= EXERCISE =
From the listing below, extract each entry exactly as written, minus the images.

# SUPPLIED INFORMATION start

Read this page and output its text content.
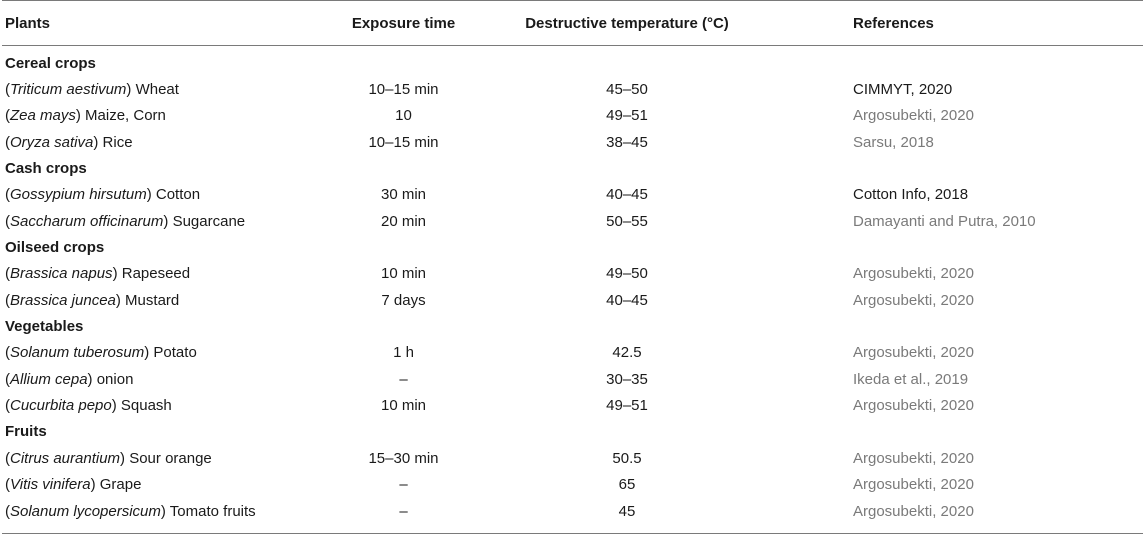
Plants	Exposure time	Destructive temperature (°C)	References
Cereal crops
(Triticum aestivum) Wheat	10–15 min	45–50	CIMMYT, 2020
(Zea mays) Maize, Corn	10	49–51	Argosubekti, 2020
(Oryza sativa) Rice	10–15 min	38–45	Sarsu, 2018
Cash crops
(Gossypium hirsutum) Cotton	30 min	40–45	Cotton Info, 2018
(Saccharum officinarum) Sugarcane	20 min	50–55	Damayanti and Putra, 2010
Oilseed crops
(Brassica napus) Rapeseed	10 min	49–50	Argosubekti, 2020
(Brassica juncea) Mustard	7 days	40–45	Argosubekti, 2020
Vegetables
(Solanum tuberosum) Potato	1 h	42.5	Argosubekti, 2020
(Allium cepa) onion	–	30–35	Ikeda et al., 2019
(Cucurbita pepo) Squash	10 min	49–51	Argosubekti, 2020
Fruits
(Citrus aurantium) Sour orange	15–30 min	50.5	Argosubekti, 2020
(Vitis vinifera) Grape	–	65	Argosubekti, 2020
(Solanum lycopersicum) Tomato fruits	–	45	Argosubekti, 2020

# SUPPLIED INFORMATION end

= TASK OUTPUT =
Read this page and output its text content.
Plants	Exposure time	Destructive temperature (°C)	References
Cereal crops
(Triticum aestivum) Wheat	10–15 min	45–50	CIMMYT, 2020
(Zea mays) Maize, Corn	10	49–51	Argosubekti, 2020
(Oryza sativa) Rice	10–15 min	38–45	Sarsu, 2018
Cash crops
(Gossypium hirsutum) Cotton	30 min	40–45	Cotton Info, 2018
(Saccharum officinarum) Sugarcane	20 min	50–55	Damayanti and Putra, 2010
Oilseed crops
(Brassica napus) Rapeseed	10 min	49–50	Argosubekti, 2020
(Brassica juncea) Mustard	7 days	40–45	Argosubekti, 2020
Vegetables
(Solanum tuberosum) Potato	1 h	42.5	Argosubekti, 2020
(Allium cepa) onion	–	30–35	Ikeda et al., 2019
(Cucurbita pepo) Squash	10 min	49–51	Argosubekti, 2020
Fruits
(Citrus aurantium) Sour orange	15–30 min	50.5	Argosubekti, 2020
(Vitis vinifera) Grape	–	65	Argosubekti, 2020
(Solanum lycopersicum) Tomato fruits	–	45	Argosubekti, 2020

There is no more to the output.